Task to carry out: Below are some records. Say how many of their lines include the string "mode", giving only the number.

Given entries:
- - - - - - -
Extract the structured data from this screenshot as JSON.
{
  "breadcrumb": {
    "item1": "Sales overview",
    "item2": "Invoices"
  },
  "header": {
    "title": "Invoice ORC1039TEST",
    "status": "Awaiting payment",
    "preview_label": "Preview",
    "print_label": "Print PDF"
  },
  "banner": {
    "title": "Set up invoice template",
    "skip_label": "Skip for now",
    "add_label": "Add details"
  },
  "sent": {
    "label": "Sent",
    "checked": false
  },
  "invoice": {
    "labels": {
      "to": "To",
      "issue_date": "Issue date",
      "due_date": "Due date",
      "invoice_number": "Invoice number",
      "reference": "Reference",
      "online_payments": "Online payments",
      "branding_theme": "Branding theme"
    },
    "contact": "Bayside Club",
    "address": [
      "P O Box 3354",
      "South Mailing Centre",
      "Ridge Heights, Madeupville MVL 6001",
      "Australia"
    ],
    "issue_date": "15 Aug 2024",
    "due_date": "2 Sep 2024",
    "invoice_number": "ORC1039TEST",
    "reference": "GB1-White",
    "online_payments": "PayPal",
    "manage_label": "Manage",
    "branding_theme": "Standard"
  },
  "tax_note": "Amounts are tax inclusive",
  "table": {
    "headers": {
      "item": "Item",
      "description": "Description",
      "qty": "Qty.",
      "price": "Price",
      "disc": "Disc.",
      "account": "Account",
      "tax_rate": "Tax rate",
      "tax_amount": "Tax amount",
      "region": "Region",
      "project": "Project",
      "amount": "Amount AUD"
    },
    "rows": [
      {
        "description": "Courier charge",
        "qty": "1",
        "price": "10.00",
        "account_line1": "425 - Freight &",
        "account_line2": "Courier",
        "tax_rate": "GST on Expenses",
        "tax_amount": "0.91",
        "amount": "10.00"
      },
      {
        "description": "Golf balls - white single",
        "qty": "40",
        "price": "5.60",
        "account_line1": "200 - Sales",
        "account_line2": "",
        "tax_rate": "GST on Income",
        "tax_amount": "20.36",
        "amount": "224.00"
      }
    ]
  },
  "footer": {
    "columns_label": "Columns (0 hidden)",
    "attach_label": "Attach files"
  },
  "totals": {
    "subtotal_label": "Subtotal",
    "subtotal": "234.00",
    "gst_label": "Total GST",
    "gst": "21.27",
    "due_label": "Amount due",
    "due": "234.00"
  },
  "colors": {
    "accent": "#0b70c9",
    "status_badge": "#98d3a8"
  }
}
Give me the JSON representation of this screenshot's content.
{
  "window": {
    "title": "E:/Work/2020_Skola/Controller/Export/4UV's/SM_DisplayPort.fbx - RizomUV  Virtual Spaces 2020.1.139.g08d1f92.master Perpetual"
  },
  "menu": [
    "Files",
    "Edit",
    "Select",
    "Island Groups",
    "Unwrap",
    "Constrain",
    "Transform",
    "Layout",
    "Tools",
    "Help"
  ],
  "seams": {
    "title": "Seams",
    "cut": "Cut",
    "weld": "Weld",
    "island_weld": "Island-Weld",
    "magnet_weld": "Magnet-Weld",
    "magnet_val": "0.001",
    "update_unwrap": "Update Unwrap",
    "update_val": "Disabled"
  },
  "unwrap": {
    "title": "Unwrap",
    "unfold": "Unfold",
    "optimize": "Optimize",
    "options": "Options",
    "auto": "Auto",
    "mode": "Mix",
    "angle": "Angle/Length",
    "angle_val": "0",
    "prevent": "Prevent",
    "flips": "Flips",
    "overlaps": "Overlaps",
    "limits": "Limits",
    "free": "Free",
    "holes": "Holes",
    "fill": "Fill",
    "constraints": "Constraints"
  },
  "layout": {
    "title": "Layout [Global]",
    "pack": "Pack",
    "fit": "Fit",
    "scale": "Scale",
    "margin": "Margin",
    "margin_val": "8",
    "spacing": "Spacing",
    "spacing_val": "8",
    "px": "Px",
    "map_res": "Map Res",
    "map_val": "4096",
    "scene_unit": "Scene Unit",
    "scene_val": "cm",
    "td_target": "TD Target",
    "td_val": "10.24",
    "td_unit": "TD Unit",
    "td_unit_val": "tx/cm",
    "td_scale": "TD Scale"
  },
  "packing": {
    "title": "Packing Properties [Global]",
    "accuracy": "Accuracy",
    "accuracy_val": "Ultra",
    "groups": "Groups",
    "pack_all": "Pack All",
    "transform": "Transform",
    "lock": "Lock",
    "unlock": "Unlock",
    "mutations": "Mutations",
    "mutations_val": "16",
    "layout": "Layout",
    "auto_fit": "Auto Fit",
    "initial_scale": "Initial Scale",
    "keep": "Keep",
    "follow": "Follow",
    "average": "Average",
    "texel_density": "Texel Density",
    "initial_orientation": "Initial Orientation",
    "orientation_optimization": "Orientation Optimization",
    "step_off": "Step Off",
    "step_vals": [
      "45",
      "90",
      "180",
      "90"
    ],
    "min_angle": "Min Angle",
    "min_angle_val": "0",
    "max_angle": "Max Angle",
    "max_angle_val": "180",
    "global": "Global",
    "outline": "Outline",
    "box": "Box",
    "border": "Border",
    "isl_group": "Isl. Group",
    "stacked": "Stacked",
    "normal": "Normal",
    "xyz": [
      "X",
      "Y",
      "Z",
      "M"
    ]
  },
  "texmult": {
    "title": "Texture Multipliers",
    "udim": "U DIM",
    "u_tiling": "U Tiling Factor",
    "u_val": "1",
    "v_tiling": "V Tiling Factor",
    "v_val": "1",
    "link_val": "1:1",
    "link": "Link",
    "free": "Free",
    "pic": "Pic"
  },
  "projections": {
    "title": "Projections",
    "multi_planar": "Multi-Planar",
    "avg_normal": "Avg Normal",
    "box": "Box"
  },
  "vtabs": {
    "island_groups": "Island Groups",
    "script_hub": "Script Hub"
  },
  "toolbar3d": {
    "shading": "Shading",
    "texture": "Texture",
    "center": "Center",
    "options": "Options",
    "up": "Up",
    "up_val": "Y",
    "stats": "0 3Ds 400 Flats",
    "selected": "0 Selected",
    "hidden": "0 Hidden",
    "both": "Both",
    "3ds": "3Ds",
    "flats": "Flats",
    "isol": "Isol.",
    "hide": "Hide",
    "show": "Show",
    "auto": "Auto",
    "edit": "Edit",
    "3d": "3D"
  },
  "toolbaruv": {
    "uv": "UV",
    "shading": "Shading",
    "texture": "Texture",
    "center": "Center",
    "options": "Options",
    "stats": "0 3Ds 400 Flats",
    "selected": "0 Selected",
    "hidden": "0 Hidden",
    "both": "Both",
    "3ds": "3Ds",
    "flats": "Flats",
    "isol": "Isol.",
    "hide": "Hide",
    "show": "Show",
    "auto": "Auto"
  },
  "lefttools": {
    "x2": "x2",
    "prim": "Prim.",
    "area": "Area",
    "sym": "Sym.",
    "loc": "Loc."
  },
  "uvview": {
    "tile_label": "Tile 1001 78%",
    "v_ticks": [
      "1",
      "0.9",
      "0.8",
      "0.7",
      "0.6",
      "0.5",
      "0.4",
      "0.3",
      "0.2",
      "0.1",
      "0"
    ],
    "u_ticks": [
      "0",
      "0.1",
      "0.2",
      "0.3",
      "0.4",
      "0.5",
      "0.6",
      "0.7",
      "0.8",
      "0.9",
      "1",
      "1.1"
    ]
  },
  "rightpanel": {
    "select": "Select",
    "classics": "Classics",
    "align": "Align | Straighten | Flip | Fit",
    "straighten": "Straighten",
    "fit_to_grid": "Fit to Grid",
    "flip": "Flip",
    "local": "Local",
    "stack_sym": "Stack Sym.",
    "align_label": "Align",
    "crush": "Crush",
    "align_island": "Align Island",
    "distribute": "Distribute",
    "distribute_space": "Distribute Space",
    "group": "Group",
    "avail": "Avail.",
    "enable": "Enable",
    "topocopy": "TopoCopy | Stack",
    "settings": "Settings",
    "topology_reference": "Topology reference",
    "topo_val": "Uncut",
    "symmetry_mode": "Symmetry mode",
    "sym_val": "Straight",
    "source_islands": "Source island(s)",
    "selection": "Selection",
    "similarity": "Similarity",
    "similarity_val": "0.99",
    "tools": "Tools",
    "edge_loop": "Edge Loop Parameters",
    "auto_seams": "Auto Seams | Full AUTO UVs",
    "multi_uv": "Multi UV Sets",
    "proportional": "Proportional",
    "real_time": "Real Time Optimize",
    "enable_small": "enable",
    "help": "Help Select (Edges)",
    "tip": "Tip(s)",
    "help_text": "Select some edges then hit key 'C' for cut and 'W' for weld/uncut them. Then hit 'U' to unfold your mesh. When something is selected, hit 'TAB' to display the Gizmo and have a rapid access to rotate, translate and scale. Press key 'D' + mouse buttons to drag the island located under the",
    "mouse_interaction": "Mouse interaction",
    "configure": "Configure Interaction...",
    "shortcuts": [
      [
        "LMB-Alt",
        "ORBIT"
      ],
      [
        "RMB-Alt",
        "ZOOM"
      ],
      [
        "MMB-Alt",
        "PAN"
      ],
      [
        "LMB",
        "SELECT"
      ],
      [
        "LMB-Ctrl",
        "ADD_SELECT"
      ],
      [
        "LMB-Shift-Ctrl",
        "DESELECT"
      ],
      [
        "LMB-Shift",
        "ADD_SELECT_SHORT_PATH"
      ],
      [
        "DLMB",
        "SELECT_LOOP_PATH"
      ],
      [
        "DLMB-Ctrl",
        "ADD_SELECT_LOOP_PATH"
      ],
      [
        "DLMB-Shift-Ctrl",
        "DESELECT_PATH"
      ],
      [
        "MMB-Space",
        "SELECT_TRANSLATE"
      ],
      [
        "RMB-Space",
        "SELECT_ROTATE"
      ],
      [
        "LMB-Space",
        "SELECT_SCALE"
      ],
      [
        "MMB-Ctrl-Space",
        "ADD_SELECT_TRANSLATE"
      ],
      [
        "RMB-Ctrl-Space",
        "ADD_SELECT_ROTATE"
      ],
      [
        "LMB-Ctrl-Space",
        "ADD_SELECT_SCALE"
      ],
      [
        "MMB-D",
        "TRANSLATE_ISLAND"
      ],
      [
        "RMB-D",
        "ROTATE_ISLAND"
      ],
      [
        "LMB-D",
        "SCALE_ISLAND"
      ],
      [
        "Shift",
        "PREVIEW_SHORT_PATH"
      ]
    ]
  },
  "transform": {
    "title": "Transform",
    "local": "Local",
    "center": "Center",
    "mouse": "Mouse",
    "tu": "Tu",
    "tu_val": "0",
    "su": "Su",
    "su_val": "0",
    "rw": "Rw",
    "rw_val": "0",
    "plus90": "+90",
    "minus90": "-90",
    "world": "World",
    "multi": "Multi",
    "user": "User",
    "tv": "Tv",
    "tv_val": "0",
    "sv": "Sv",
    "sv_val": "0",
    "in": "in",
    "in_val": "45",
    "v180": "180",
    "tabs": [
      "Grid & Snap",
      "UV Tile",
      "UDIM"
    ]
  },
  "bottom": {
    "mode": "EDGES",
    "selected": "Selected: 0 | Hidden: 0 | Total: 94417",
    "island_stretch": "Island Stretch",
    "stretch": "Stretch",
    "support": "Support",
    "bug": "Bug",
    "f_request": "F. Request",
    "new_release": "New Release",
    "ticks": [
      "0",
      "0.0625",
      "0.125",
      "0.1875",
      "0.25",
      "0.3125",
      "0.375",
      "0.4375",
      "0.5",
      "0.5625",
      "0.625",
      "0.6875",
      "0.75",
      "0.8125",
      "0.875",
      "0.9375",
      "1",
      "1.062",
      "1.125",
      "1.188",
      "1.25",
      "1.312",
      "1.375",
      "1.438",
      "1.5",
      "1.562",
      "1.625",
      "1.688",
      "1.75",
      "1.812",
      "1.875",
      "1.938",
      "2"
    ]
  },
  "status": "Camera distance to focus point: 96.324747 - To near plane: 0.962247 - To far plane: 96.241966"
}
- - - - - - -
Exercise result: 3